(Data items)
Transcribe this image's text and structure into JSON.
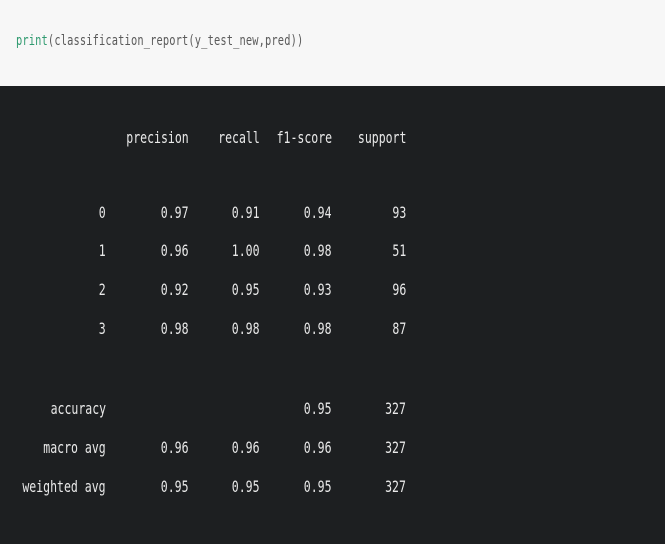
{
  "code": {
    "fn": "print",
    "args": "(classification_report(y_test_new,pred))"
  },
  "report": {
    "columns": [
      "precision",
      "recall",
      "f1-score",
      "support"
    ],
    "rows": [
      {
        "label": "0",
        "precision": "0.97",
        "recall": "0.91",
        "f1": "0.94",
        "support": "93"
      },
      {
        "label": "1",
        "precision": "0.96",
        "recall": "1.00",
        "f1": "0.98",
        "support": "51"
      },
      {
        "label": "2",
        "precision": "0.92",
        "recall": "0.95",
        "f1": "0.93",
        "support": "96"
      },
      {
        "label": "3",
        "precision": "0.98",
        "recall": "0.98",
        "f1": "0.98",
        "support": "87"
      }
    ],
    "summary": [
      {
        "label": "accuracy",
        "precision": "",
        "recall": "",
        "f1": "0.95",
        "support": "327"
      },
      {
        "label": "macro avg",
        "precision": "0.96",
        "recall": "0.96",
        "f1": "0.96",
        "support": "327"
      },
      {
        "label": "weighted avg",
        "precision": "0.95",
        "recall": "0.95",
        "f1": "0.95",
        "support": "327"
      }
    ]
  },
  "colors": {
    "code_keyword": "#2f9a6f",
    "output_background": "#1d1f21",
    "output_text": "#e9e9e9"
  }
}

§ **Exercise**:
Transcribe each entry precisely as given, leaving the pictures out.

§ **Completed exercise**:
Transcribe this image's text and structure into JSON.
{
  "code": {
    "fn": "print",
    "args": "(classification_report(y_test_new,pred))"
  },
  "report": {
    "columns": [
      "precision",
      "recall",
      "f1-score",
      "support"
    ],
    "rows": [
      {
        "label": "0",
        "precision": "0.97",
        "recall": "0.91",
        "f1": "0.94",
        "support": "93"
      },
      {
        "label": "1",
        "precision": "0.96",
        "recall": "1.00",
        "f1": "0.98",
        "support": "51"
      },
      {
        "label": "2",
        "precision": "0.92",
        "recall": "0.95",
        "f1": "0.93",
        "support": "96"
      },
      {
        "label": "3",
        "precision": "0.98",
        "recall": "0.98",
        "f1": "0.98",
        "support": "87"
      }
    ],
    "summary": [
      {
        "label": "accuracy",
        "precision": "",
        "recall": "",
        "f1": "0.95",
        "support": "327"
      },
      {
        "label": "macro avg",
        "precision": "0.96",
        "recall": "0.96",
        "f1": "0.96",
        "support": "327"
      },
      {
        "label": "weighted avg",
        "precision": "0.95",
        "recall": "0.95",
        "f1": "0.95",
        "support": "327"
      }
    ]
  },
  "colors": {
    "code_keyword": "#2f9a6f",
    "output_background": "#1d1f21",
    "output_text": "#e9e9e9"
  }
}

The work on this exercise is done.